▸ **Short task**
Locate all lines with the word "icon". Copy them.
>> BEGIN The input
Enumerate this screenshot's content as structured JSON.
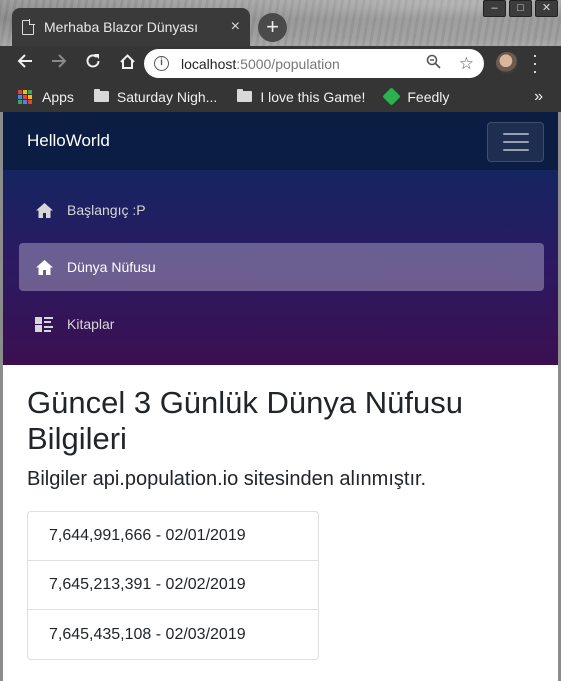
{
  "browser": {
    "tab_title": "Merhaba Blazor Dünyası",
    "tab_close": "×",
    "new_tab": "+",
    "window_buttons": [
      "–",
      "□",
      "✕"
    ],
    "url_host": "localhost",
    "url_rest": ":5000/population",
    "bookmarks": [
      {
        "label": "Apps",
        "icon": "apps-grid-icon"
      },
      {
        "label": "Saturday Nigh...",
        "icon": "folder-icon"
      },
      {
        "label": "I love this Game!",
        "icon": "folder-icon"
      },
      {
        "label": "Feedly",
        "icon": "feedly-icon"
      }
    ],
    "bookmarks_more": "»"
  },
  "app": {
    "brand": "HelloWorld",
    "nav": [
      {
        "label": "Başlangıç :P",
        "icon": "home-icon",
        "active": false
      },
      {
        "label": "Dünya Nüfusu",
        "icon": "home-icon",
        "active": true
      },
      {
        "label": "Kitaplar",
        "icon": "list-icon",
        "active": false
      }
    ]
  },
  "main": {
    "title": "Güncel 3 Günlük Dünya Nüfusu Bilgileri",
    "subtitle": "Bilgiler api.population.io sitesinden alınmıştır.",
    "items": [
      "7,644,991,666 - 02/01/2019",
      "7,645,213,391 - 02/02/2019",
      "7,645,435,108 - 02/03/2019"
    ]
  },
  "colors": {
    "header_bg": "#0b1d42",
    "sidebar_top": "#142560",
    "sidebar_bottom": "#3a1050",
    "apps_grid": [
      "#e94235",
      "#fbbc04",
      "#34a853",
      "#4285f4",
      "#e94235",
      "#fbbc04",
      "#34a853",
      "#4285f4",
      "#e94235"
    ]
  }
}
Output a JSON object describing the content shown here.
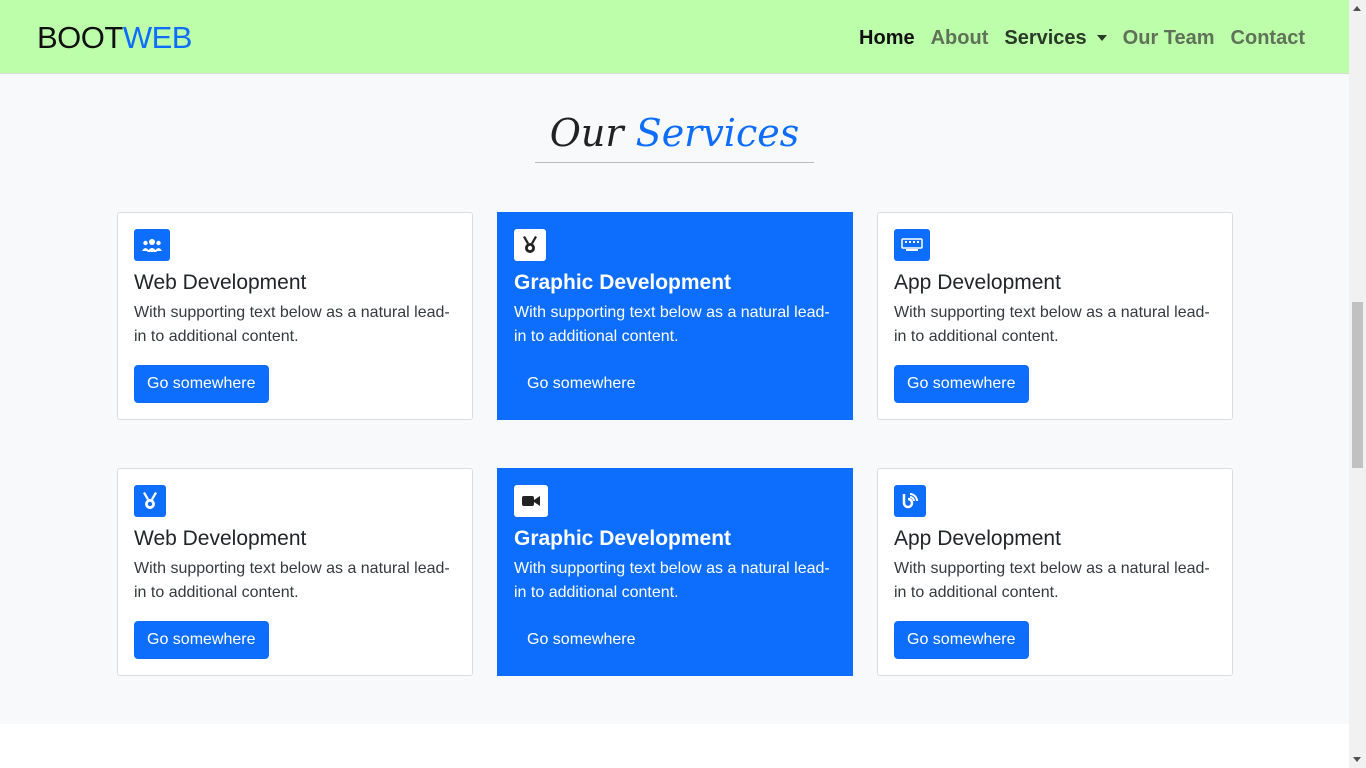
>> END The input
▸ **Output for this task**
        "icon": "apps-grid-icon"
        "icon": "folder-icon"
        "icon": "folder-icon"
        "icon": "feedly-icon"
        "icon": "home-icon",
        "icon": "home-icon",
        "icon": "list-icon",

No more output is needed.